■ **CHALLENGE**
Copy out every line exactly, passing over the pictures.
-- BEGIN SOURCE RECORDS --
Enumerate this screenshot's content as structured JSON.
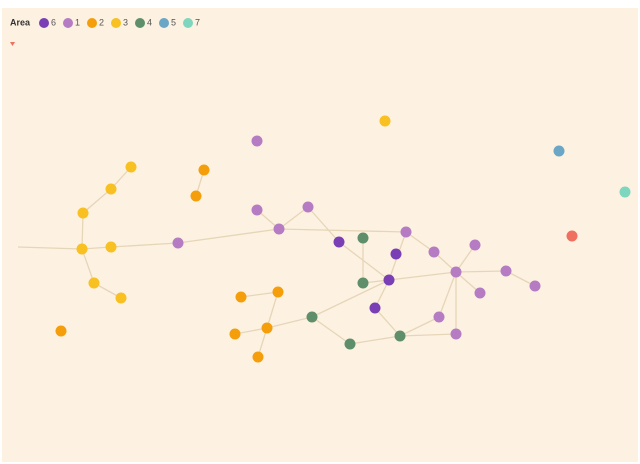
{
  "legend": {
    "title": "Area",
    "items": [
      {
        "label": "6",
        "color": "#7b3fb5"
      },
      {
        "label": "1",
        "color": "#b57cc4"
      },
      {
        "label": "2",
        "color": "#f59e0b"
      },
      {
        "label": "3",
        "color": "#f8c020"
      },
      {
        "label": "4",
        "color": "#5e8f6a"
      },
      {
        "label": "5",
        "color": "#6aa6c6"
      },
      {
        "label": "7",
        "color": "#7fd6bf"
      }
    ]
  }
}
-- END SOURCE RECORDS --
■ **RESPONSE TO THIS TASK**
Enumerate this screenshot's content as structured JSON.
{
  "legend": {
    "title": "Area",
    "items": [
      {
        "label": "6",
        "color": "#7b3fb5"
      },
      {
        "label": "1",
        "color": "#b57cc4"
      },
      {
        "label": "2",
        "color": "#f59e0b"
      },
      {
        "label": "3",
        "color": "#f8c020"
      },
      {
        "label": "4",
        "color": "#5e8f6a"
      },
      {
        "label": "5",
        "color": "#6aa6c6"
      },
      {
        "label": "7",
        "color": "#7fd6bf"
      }
    ]
  }
}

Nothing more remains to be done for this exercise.